## Text excerpt
>> begin
Gold Standard Institute's picture





 

I originally wrote this in September 2013. It is just as relevant now in December.

 

The big news in America is that the rate on the 10-year Treasury bond has risen dramatically from around 1.6% to over 2.9% [now on December 5, 2.84%]. This is 130 basis points from a starting point of 160, or an increase of more than 80%!

Interest Rate on 10-Year Treasury Bond

So naturally, the financial media are discussing the “essential” issues. They have commentators philosophizing about whether the tapering of Quantitative Easing is “priced in” (an invalid question, as I argue in my in the Theory of Interest and Prices). They credulously entertain the view that it signals “economic recovery”. If the economy were really recovering for four years, there would be no need for such hype.

On CNBC this week, Larry Kudlow’s guest was a sell-side analyst. He worried that either the absolute level of the rate, or the speed with which it has risen, will interrupt the bull market in stocks. Why is he concerned? Higher rates may discourage companies from borrowing to buy back their shares and issue dividends. I have previously written about this madness.
>> end
## Provided data
>> begin
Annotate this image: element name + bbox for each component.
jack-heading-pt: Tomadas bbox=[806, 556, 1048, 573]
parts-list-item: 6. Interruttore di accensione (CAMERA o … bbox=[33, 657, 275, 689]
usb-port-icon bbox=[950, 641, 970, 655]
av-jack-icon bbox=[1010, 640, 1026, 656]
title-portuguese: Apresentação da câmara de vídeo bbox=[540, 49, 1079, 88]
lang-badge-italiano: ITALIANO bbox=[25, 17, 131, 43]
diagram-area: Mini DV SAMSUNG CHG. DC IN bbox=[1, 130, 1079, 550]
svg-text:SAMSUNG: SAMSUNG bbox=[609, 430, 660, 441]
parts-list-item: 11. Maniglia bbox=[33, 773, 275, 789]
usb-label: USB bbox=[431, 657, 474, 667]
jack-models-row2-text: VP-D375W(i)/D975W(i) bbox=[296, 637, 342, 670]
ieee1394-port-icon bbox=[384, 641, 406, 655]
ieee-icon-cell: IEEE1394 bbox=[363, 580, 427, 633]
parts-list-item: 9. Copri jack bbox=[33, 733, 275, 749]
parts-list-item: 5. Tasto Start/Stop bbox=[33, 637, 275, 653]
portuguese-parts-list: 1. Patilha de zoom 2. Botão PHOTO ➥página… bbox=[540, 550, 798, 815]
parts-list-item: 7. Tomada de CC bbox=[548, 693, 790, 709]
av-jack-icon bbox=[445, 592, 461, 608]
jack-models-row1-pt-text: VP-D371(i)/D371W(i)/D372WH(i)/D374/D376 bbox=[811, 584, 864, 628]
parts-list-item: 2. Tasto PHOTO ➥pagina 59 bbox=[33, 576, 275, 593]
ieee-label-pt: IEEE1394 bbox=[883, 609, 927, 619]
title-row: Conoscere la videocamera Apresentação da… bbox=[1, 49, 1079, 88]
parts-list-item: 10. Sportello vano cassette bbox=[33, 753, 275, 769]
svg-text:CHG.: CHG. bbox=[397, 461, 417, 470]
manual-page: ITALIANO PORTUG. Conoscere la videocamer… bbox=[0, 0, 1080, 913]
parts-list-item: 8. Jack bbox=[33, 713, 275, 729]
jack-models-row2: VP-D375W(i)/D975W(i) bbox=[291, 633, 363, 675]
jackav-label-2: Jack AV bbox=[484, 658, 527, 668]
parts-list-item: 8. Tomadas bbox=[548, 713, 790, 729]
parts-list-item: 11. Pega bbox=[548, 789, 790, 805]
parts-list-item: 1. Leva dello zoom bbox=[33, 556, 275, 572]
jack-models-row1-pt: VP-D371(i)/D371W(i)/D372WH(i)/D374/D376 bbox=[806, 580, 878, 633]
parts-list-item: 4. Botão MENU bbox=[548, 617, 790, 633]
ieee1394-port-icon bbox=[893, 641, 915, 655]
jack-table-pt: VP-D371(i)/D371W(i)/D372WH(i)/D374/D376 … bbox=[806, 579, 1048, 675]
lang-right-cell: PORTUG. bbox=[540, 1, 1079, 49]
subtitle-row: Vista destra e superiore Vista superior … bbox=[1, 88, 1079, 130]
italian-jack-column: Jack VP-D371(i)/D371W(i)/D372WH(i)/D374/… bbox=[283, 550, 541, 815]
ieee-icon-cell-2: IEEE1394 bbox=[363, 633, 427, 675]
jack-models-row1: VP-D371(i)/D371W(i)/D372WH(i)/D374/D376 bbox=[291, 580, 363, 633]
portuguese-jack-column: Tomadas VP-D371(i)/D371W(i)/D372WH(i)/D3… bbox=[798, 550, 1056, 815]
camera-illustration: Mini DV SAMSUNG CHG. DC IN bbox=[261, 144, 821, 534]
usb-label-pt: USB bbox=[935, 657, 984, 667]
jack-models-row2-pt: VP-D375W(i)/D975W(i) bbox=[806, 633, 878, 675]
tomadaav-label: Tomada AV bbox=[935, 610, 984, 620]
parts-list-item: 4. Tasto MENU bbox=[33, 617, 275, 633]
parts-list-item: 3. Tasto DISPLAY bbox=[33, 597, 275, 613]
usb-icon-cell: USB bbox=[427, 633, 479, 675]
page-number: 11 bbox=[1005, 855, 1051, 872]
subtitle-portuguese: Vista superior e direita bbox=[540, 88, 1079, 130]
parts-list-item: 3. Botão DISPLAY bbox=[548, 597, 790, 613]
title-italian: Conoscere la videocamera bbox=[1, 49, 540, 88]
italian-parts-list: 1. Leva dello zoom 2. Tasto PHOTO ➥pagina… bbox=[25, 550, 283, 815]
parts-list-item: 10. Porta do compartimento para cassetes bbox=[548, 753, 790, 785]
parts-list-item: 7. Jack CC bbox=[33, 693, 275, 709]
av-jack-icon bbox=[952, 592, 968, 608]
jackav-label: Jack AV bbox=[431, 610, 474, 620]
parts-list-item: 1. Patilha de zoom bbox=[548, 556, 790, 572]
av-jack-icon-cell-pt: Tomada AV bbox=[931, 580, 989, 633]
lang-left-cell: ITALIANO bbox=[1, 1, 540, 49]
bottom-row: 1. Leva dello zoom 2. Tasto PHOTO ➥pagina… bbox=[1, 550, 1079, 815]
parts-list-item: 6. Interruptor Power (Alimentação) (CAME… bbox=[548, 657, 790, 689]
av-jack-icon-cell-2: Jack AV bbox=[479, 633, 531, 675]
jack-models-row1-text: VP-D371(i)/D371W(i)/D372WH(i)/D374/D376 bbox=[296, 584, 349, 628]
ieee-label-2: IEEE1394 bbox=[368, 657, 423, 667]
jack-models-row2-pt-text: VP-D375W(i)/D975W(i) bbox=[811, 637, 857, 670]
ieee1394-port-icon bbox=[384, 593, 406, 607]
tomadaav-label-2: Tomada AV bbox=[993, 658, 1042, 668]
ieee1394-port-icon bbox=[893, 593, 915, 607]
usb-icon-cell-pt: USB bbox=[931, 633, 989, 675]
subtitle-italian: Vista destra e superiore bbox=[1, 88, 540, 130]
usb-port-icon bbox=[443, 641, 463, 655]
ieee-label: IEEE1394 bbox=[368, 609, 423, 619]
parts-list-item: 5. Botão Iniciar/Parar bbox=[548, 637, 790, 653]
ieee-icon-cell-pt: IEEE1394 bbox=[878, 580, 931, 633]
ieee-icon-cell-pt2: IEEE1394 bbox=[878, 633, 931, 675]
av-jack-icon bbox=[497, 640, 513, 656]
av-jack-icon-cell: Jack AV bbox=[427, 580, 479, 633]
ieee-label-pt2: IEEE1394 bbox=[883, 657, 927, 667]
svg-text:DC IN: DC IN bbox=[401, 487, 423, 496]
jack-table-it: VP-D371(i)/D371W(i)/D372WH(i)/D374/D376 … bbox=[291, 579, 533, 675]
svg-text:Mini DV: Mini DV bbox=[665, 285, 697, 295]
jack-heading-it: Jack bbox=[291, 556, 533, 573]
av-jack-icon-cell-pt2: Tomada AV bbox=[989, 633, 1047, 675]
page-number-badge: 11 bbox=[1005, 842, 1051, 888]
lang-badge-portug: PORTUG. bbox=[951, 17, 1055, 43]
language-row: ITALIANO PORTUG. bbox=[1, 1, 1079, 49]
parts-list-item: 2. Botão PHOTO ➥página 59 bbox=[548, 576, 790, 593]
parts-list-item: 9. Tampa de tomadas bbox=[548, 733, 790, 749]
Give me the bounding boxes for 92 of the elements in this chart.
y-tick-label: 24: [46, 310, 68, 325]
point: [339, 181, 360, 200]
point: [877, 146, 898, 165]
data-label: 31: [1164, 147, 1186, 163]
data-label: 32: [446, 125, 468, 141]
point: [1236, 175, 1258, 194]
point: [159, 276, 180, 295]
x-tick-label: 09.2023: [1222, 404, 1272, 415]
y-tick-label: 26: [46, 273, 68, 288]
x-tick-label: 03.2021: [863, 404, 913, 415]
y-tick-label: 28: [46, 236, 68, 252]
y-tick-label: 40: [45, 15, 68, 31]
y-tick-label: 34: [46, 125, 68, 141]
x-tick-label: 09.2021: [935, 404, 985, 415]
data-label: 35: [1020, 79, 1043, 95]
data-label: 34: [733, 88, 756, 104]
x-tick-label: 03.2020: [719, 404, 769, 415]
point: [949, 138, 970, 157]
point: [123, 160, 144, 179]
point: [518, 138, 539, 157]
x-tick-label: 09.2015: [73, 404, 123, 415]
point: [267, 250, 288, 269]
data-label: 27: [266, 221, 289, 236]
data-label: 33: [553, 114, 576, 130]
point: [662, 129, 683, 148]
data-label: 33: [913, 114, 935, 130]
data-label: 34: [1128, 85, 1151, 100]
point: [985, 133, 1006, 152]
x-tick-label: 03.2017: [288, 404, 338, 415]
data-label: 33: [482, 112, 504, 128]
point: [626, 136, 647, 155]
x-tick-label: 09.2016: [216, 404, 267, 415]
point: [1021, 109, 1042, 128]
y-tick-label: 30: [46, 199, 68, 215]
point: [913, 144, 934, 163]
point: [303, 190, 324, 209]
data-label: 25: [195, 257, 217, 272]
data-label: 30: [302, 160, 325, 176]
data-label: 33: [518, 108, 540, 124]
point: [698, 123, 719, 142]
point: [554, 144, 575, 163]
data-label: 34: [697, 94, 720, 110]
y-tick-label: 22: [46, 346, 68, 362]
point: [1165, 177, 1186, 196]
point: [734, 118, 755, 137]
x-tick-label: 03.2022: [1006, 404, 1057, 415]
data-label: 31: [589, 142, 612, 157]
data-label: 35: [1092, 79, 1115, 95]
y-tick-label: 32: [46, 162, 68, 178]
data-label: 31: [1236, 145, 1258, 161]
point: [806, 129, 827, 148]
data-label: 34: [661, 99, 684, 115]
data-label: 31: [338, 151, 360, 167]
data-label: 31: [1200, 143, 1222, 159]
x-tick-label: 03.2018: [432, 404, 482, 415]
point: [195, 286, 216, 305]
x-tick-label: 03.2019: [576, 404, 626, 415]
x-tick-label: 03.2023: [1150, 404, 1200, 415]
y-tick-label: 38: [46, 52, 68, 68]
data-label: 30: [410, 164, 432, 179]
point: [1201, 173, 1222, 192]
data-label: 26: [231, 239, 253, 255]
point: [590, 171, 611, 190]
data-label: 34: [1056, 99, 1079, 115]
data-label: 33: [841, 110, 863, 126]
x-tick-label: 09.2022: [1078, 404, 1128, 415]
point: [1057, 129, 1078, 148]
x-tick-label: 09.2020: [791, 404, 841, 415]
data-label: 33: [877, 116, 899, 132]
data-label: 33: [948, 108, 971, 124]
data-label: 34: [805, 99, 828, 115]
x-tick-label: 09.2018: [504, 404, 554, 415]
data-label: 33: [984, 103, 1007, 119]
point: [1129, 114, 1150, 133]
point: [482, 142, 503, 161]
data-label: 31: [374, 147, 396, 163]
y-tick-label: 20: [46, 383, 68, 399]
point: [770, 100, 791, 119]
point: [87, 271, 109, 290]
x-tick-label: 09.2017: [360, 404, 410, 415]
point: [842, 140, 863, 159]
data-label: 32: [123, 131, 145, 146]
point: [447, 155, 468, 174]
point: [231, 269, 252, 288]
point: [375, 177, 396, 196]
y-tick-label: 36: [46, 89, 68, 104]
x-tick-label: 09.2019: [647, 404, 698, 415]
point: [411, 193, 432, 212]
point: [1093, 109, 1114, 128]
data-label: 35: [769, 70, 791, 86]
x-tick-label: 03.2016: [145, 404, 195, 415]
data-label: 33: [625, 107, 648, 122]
>> end
## Exercise aim
Extend the commentary on the rise in the 10-year Treasury bond rate, beginning right after its final sentence.

## Response below
It is a strange politically correct world that makes it a taboo to say the simple truth. Unfortunately, freedom of speech in America is slipping—at least on controversial topics that matter. It may still be legal, but there is a very real chilling effect. In a crony system, one’s career is at risk to say the unpopular. So the gentlemen in the club safely confine their discussion to the M1 and M2 measures of the money supply, and the number of angels that can dance on the head of one pin.

Let’s take a step back from the noise. In the real world, every change in the interest rate destroys capital. To avoid this, firms hedge using derivatives. The good gentlemen in the club do sometimes acknowledge the derivatives problem, but never the cause, never why derivatives grow and grow and grow until they are now estimated to be approaching one quadrillion dollars. Those who sell these hedges must, themselves, hedge. They can push risk around and around in a circle of the big multinational banks. They cannot eliminate it.

Historically, the Federal Reserve has exhibited what I’ll call “bipolar interest rate disorder”. They vacillate between bingeing and purging. First they try to encourage the economy to “grow” by offering a buffet of too much credit, dirt-cheap. Then with pangs of regret if not guilt, they try to “fight inflation” by raising the price of credit. This leads to a bogus debate among economists: which evil should the Fed be pursuing at any given moment. Wall Street, of course, has a strong bias towards more credit, dirtier and cheaper. So do politicians seeking reelection.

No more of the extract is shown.